_Collected data entries_
* * * * * * *
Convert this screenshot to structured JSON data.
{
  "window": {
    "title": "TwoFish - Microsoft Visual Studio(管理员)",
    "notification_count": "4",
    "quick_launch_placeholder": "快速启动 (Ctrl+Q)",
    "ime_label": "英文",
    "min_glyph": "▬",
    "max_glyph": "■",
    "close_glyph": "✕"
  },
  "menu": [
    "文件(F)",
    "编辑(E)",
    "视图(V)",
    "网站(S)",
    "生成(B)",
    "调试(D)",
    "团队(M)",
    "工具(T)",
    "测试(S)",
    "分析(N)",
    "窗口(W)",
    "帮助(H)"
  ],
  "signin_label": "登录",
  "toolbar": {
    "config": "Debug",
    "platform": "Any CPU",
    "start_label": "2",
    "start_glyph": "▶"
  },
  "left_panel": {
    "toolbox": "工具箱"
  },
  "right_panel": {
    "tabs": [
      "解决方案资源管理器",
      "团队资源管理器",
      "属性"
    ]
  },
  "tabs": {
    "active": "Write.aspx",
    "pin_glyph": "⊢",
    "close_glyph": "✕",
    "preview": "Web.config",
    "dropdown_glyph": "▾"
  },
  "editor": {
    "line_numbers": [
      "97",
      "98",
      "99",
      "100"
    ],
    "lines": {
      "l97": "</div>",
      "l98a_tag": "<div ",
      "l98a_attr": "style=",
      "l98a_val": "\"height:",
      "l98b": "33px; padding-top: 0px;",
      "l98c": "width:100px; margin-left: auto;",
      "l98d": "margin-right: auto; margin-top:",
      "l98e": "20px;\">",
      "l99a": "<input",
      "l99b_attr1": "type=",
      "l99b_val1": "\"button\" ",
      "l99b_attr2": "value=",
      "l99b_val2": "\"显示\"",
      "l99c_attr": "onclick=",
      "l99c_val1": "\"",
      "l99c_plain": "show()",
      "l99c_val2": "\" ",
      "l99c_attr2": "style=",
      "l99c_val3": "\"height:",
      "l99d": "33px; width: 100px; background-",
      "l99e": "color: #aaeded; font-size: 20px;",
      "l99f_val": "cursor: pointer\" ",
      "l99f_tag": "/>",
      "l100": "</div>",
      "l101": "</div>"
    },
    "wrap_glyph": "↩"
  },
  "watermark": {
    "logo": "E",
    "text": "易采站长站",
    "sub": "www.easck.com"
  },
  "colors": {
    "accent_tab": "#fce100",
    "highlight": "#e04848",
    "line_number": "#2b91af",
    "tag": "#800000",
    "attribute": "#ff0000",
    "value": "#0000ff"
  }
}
* * * * * * *
_REQUEST_
Make an exact copy of the data above.

_RESULT_
Convert this screenshot to structured JSON data.
{
  "window": {
    "title": "TwoFish - Microsoft Visual Studio(管理员)",
    "notification_count": "4",
    "quick_launch_placeholder": "快速启动 (Ctrl+Q)",
    "ime_label": "英文",
    "min_glyph": "▬",
    "max_glyph": "■",
    "close_glyph": "✕"
  },
  "menu": [
    "文件(F)",
    "编辑(E)",
    "视图(V)",
    "网站(S)",
    "生成(B)",
    "调试(D)",
    "团队(M)",
    "工具(T)",
    "测试(S)",
    "分析(N)",
    "窗口(W)",
    "帮助(H)"
  ],
  "signin_label": "登录",
  "toolbar": {
    "config": "Debug",
    "platform": "Any CPU",
    "start_label": "2",
    "start_glyph": "▶"
  },
  "left_panel": {
    "toolbox": "工具箱"
  },
  "right_panel": {
    "tabs": [
      "解决方案资源管理器",
      "团队资源管理器",
      "属性"
    ]
  },
  "tabs": {
    "active": "Write.aspx",
    "pin_glyph": "⊢",
    "close_glyph": "✕",
    "preview": "Web.config",
    "dropdown_glyph": "▾"
  },
  "editor": {
    "line_numbers": [
      "97",
      "98",
      "99",
      "100"
    ],
    "lines": {
      "l97": "</div>",
      "l98a_tag": "<div ",
      "l98a_attr": "style=",
      "l98a_val": "\"height:",
      "l98b": "33px; padding-top: 0px;",
      "l98c": "width:100px; margin-left: auto;",
      "l98d": "margin-right: auto; margin-top:",
      "l98e": "20px;\">",
      "l99a": "<input",
      "l99b_attr1": "type=",
      "l99b_val1": "\"button\" ",
      "l99b_attr2": "value=",
      "l99b_val2": "\"显示\"",
      "l99c_attr": "onclick=",
      "l99c_val1": "\"",
      "l99c_plain": "show()",
      "l99c_val2": "\" ",
      "l99c_attr2": "style=",
      "l99c_val3": "\"height:",
      "l99d": "33px; width: 100px; background-",
      "l99e": "color: #aaeded; font-size: 20px;",
      "l99f_val": "cursor: pointer\" ",
      "l99f_tag": "/>",
      "l100": "</div>",
      "l101": "</div>"
    },
    "wrap_glyph": "↩"
  },
  "watermark": {
    "logo": "E",
    "text": "易采站长站",
    "sub": "www.easck.com"
  },
  "colors": {
    "accent_tab": "#fce100",
    "highlight": "#e04848",
    "line_number": "#2b91af",
    "tag": "#800000",
    "attribute": "#ff0000",
    "value": "#0000ff"
  }
}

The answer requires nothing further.